----- Source records

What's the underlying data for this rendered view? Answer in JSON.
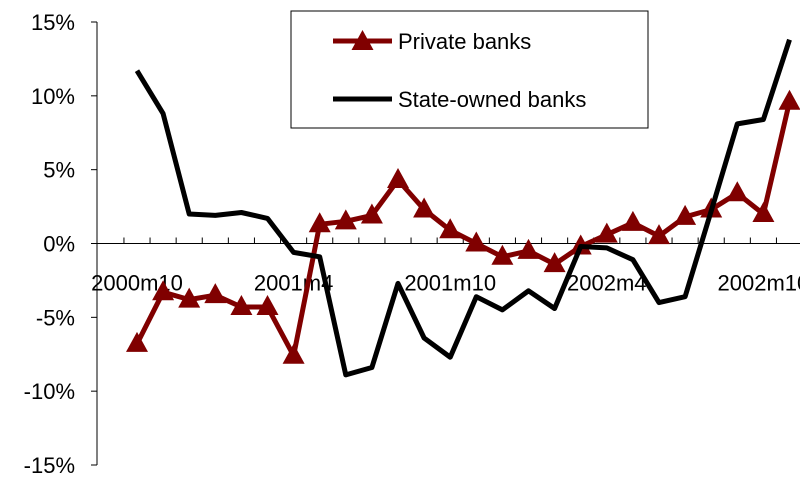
{
  "chart_data": {
    "type": "line",
    "title": "",
    "xlabel": "",
    "ylabel": "",
    "ylim": [
      -15,
      15
    ],
    "y_ticks": [
      15,
      10,
      5,
      0,
      -5,
      -10,
      -15
    ],
    "y_tick_labels": [
      "15%",
      "10%",
      "5%",
      "0%",
      "-5%",
      "-10%",
      "-15%"
    ],
    "x": [
      "2000m10",
      "2000m11",
      "2000m12",
      "2001m1",
      "2001m2",
      "2001m3",
      "2001m4",
      "2001m5",
      "2001m6",
      "2001m7",
      "2001m8",
      "2001m9",
      "2001m10",
      "2001m11",
      "2001m12",
      "2002m1",
      "2002m2",
      "2002m3",
      "2002m4",
      "2002m5",
      "2002m6",
      "2002m7",
      "2002m8",
      "2002m9",
      "2002m10",
      "2002m11"
    ],
    "x_tick_labels": [
      "2000m10",
      "2001m4",
      "2001m10",
      "2002m4",
      "2002m10"
    ],
    "series": [
      {
        "name": "Private banks",
        "color": "#800000",
        "marker": "triangle",
        "values": [
          -6.8,
          -3.3,
          -3.8,
          -3.5,
          -4.3,
          -4.3,
          -7.6,
          1.3,
          1.5,
          1.9,
          4.3,
          2.3,
          0.9,
          0.0,
          -0.9,
          -0.5,
          -1.4,
          -0.2,
          0.6,
          1.4,
          0.5,
          1.8,
          2.3,
          3.4,
          2.0,
          9.6
        ]
      },
      {
        "name": "State-owned banks",
        "color": "#000000",
        "marker": "none",
        "values": [
          11.7,
          8.8,
          2.0,
          1.9,
          2.1,
          1.7,
          -0.6,
          -0.9,
          -8.9,
          -8.4,
          -2.7,
          -6.4,
          -7.7,
          -3.6,
          -4.5,
          -3.2,
          -4.4,
          -0.2,
          -0.3,
          -1.1,
          -4.0,
          -3.6,
          2.2,
          8.1,
          8.4,
          13.8
        ]
      }
    ],
    "legend": {
      "position": "top-right",
      "boxed": true
    },
    "grid": false
  }
}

----------

What the task requires
Reproduce the data above in full, exactly as it is, with the pictures left out.

Output of the task
What's the underlying data for this rendered view? Answer in JSON.
{
  "chart_data": {
    "type": "line",
    "title": "",
    "xlabel": "",
    "ylabel": "",
    "ylim": [
      -15,
      15
    ],
    "y_ticks": [
      15,
      10,
      5,
      0,
      -5,
      -10,
      -15
    ],
    "y_tick_labels": [
      "15%",
      "10%",
      "5%",
      "0%",
      "-5%",
      "-10%",
      "-15%"
    ],
    "x": [
      "2000m10",
      "2000m11",
      "2000m12",
      "2001m1",
      "2001m2",
      "2001m3",
      "2001m4",
      "2001m5",
      "2001m6",
      "2001m7",
      "2001m8",
      "2001m9",
      "2001m10",
      "2001m11",
      "2001m12",
      "2002m1",
      "2002m2",
      "2002m3",
      "2002m4",
      "2002m5",
      "2002m6",
      "2002m7",
      "2002m8",
      "2002m9",
      "2002m10",
      "2002m11"
    ],
    "x_tick_labels": [
      "2000m10",
      "2001m4",
      "2001m10",
      "2002m4",
      "2002m10"
    ],
    "series": [
      {
        "name": "Private banks",
        "color": "#800000",
        "marker": "triangle",
        "values": [
          -6.8,
          -3.3,
          -3.8,
          -3.5,
          -4.3,
          -4.3,
          -7.6,
          1.3,
          1.5,
          1.9,
          4.3,
          2.3,
          0.9,
          0.0,
          -0.9,
          -0.5,
          -1.4,
          -0.2,
          0.6,
          1.4,
          0.5,
          1.8,
          2.3,
          3.4,
          2.0,
          9.6
        ]
      },
      {
        "name": "State-owned banks",
        "color": "#000000",
        "marker": "none",
        "values": [
          11.7,
          8.8,
          2.0,
          1.9,
          2.1,
          1.7,
          -0.6,
          -0.9,
          -8.9,
          -8.4,
          -2.7,
          -6.4,
          -7.7,
          -3.6,
          -4.5,
          -3.2,
          -4.4,
          -0.2,
          -0.3,
          -1.1,
          -4.0,
          -3.6,
          2.2,
          8.1,
          8.4,
          13.8
        ]
      }
    ],
    "legend": {
      "position": "top-right",
      "boxed": true
    },
    "grid": false
  }
}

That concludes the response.